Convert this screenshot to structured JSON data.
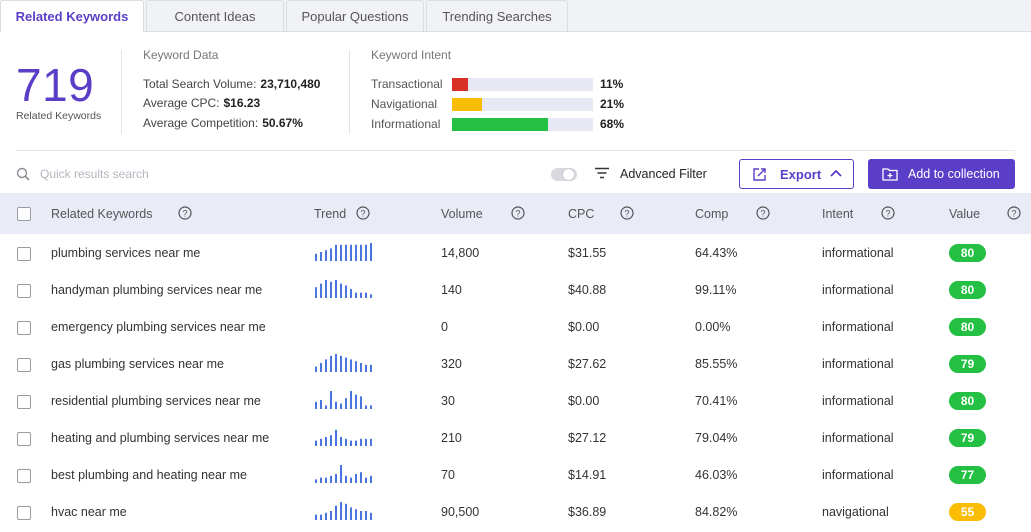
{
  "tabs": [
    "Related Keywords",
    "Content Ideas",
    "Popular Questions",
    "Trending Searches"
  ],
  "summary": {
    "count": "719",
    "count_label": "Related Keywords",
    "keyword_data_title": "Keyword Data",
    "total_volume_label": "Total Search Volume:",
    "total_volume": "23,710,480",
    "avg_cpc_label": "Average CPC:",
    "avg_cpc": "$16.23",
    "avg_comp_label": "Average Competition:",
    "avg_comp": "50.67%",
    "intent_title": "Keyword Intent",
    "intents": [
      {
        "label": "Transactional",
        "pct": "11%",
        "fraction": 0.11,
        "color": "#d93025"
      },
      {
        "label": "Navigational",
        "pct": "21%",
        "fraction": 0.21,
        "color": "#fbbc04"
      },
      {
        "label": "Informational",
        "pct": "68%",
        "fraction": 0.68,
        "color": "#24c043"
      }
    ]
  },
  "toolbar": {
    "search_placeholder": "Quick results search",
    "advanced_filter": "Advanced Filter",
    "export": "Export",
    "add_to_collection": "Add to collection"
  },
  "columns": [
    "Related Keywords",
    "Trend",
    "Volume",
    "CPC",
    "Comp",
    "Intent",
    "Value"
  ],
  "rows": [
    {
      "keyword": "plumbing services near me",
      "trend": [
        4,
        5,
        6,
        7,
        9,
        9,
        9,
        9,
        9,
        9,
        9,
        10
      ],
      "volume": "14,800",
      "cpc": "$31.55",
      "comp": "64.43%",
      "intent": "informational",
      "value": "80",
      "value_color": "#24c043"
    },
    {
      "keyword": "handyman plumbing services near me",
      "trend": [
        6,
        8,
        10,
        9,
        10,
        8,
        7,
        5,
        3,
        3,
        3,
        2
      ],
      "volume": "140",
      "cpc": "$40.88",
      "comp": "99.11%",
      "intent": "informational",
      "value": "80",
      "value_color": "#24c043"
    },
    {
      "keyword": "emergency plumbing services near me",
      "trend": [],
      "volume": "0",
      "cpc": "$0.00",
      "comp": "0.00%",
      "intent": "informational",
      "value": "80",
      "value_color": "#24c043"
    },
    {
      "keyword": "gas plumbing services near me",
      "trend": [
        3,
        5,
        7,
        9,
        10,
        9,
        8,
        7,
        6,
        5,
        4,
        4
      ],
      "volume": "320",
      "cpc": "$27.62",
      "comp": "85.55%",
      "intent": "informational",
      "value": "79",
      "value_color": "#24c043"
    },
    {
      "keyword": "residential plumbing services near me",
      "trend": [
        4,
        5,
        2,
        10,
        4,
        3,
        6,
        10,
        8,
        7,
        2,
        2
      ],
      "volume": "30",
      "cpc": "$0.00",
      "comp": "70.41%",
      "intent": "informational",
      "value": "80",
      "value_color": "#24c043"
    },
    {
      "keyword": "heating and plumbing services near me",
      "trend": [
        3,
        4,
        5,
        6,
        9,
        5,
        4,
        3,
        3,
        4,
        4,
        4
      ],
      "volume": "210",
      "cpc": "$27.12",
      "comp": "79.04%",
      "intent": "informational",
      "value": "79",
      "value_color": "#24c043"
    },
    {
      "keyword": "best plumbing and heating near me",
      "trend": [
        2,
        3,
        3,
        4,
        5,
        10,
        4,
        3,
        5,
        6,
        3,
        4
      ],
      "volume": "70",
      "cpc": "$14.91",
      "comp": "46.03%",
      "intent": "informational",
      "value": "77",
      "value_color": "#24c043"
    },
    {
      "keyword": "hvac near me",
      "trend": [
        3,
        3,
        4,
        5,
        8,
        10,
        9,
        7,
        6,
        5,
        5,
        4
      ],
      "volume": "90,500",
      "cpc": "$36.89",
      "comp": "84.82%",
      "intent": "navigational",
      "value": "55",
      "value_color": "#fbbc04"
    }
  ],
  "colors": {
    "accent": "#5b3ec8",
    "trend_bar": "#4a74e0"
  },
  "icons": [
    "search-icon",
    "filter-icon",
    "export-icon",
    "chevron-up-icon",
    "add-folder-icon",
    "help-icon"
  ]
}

•••••

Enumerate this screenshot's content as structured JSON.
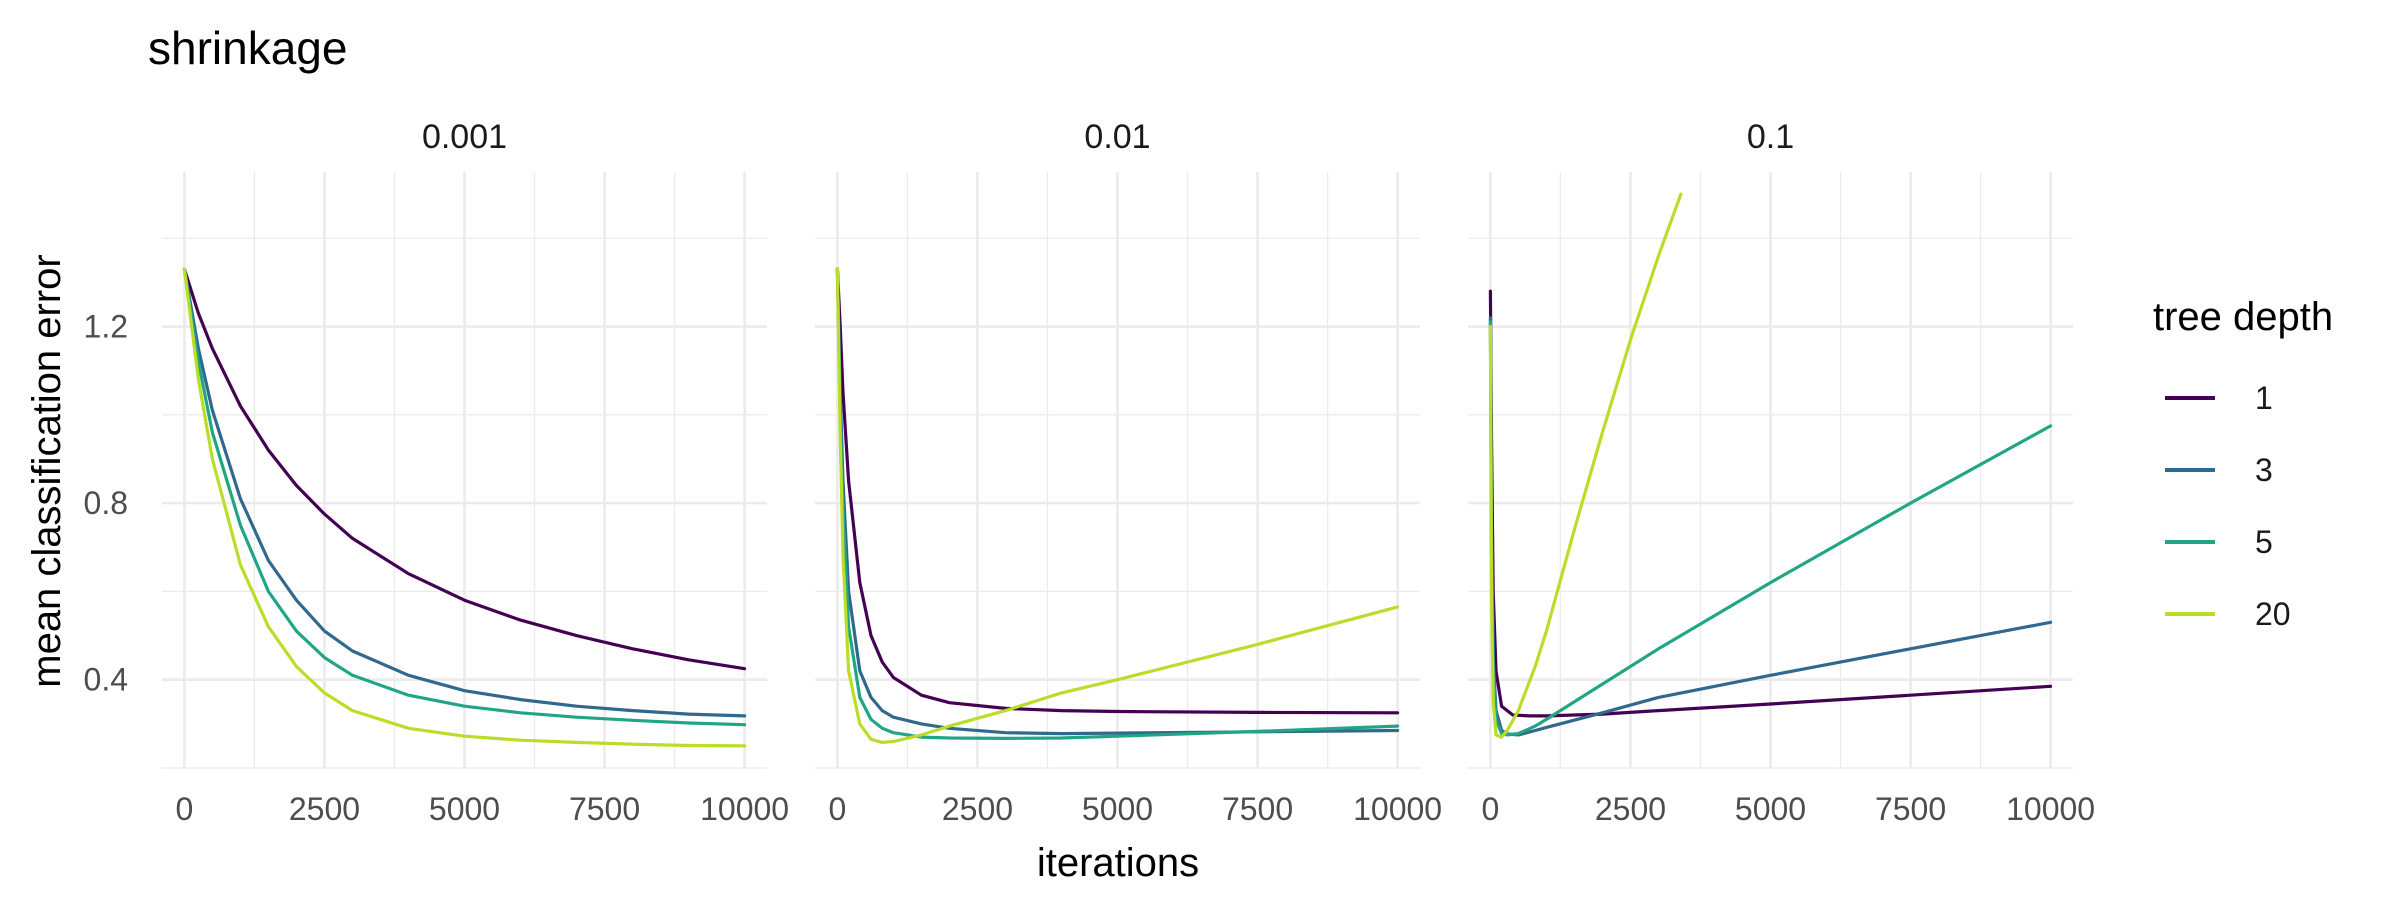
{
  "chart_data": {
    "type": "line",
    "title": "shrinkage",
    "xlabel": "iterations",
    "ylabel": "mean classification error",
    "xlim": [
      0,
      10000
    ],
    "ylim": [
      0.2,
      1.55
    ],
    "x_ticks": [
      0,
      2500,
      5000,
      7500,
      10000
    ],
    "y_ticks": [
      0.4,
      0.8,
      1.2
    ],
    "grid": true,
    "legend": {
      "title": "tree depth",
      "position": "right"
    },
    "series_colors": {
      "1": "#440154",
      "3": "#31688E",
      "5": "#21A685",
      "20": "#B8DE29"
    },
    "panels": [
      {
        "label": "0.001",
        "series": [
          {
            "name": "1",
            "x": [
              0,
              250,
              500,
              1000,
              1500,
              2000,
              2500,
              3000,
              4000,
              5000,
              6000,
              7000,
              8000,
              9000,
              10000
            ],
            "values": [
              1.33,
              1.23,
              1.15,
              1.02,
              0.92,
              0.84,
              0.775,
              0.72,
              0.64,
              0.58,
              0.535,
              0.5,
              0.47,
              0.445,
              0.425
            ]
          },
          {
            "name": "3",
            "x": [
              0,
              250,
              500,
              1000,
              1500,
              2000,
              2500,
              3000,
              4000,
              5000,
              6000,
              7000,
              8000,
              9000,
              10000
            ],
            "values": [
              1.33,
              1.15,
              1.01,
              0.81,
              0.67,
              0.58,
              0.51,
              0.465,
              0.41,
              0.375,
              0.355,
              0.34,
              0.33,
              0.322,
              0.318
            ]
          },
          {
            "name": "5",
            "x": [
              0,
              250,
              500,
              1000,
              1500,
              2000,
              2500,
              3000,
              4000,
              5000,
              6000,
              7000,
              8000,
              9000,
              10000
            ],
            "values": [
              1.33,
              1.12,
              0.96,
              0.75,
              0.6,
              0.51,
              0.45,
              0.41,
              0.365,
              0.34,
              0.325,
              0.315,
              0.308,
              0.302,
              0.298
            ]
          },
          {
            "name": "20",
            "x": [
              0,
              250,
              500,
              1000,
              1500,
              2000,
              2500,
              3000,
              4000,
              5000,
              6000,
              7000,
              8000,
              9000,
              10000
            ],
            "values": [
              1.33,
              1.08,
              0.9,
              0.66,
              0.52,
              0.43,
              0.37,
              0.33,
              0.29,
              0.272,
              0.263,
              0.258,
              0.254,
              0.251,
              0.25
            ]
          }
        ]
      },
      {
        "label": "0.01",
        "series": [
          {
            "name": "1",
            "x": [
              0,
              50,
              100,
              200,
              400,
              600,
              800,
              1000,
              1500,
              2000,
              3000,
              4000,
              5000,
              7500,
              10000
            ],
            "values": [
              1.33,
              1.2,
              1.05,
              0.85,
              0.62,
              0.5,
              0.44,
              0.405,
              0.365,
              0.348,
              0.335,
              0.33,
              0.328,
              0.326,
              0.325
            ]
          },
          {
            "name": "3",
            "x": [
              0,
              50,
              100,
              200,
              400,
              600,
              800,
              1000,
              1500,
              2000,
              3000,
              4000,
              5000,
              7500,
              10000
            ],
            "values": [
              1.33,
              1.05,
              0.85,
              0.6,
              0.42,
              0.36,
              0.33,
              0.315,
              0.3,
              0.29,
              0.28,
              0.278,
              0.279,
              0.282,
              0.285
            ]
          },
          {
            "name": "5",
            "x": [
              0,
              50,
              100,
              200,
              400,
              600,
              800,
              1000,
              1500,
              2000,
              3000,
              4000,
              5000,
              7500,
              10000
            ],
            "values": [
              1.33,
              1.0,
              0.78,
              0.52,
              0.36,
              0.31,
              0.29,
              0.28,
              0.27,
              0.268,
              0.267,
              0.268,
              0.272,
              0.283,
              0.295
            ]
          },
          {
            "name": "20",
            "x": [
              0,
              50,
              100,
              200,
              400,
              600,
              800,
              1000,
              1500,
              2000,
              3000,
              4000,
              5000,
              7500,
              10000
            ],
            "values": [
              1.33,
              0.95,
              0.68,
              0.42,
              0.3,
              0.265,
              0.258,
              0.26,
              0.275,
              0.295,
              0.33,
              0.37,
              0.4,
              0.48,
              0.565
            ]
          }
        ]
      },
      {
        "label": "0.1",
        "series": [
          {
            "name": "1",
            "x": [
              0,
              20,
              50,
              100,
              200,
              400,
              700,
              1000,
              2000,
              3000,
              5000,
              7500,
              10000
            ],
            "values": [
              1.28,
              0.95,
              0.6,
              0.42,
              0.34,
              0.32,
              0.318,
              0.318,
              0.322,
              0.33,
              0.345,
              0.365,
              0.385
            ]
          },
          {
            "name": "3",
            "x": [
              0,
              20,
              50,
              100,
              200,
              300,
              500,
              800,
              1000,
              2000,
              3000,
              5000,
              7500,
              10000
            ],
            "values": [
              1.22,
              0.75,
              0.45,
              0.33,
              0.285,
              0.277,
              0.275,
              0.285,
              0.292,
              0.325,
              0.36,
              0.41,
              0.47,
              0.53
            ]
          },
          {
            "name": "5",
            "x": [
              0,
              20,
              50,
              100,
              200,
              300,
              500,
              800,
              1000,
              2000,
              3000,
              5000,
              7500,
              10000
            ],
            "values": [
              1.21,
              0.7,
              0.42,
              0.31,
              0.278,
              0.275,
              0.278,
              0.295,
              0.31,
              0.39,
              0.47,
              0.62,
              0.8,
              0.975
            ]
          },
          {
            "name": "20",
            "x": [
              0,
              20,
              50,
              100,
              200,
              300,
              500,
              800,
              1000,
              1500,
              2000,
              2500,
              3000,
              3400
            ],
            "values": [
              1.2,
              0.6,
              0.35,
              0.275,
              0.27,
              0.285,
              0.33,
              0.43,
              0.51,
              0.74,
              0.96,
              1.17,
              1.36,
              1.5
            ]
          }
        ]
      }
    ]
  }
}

•••••

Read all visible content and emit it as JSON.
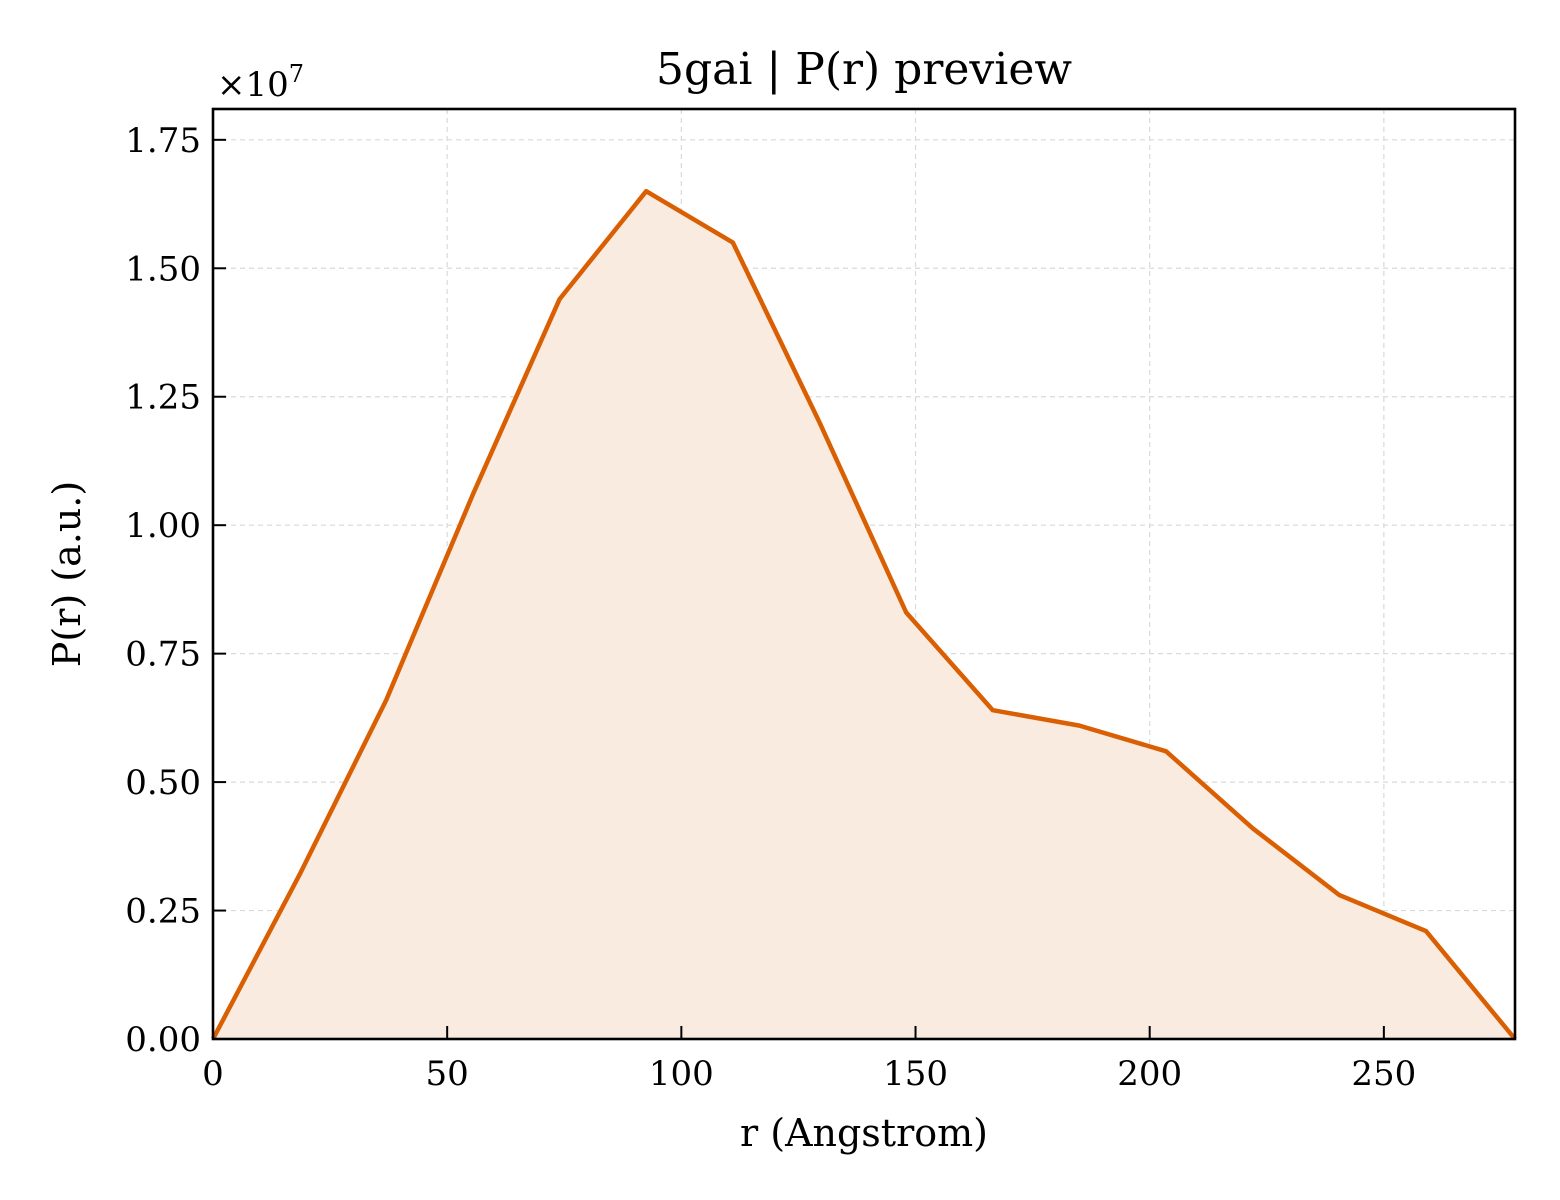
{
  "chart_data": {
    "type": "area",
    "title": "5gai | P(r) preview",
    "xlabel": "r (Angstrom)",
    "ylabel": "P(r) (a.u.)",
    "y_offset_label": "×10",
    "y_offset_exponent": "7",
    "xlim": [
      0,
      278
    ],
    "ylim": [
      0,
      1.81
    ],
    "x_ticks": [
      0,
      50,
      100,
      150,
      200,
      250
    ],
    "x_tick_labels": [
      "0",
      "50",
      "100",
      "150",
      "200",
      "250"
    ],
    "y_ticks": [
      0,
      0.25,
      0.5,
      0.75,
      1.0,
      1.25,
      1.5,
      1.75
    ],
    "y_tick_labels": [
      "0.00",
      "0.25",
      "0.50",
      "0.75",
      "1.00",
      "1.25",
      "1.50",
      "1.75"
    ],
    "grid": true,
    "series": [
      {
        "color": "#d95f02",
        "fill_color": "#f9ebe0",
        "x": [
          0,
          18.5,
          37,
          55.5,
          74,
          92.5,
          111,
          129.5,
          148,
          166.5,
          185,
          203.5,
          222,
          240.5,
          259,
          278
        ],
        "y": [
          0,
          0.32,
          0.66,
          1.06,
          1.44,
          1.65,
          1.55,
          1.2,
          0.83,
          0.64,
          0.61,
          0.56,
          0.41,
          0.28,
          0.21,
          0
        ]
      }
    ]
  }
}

•••••

Aim of the exercise:
Look through the data above. Copy every line with the string "JSON" in it.

Solution for this task:
Convert this screenshot to structured JSON data.
Enumerate this screenshot's content as structured JSON.
Read all visible content and emit it as JSON.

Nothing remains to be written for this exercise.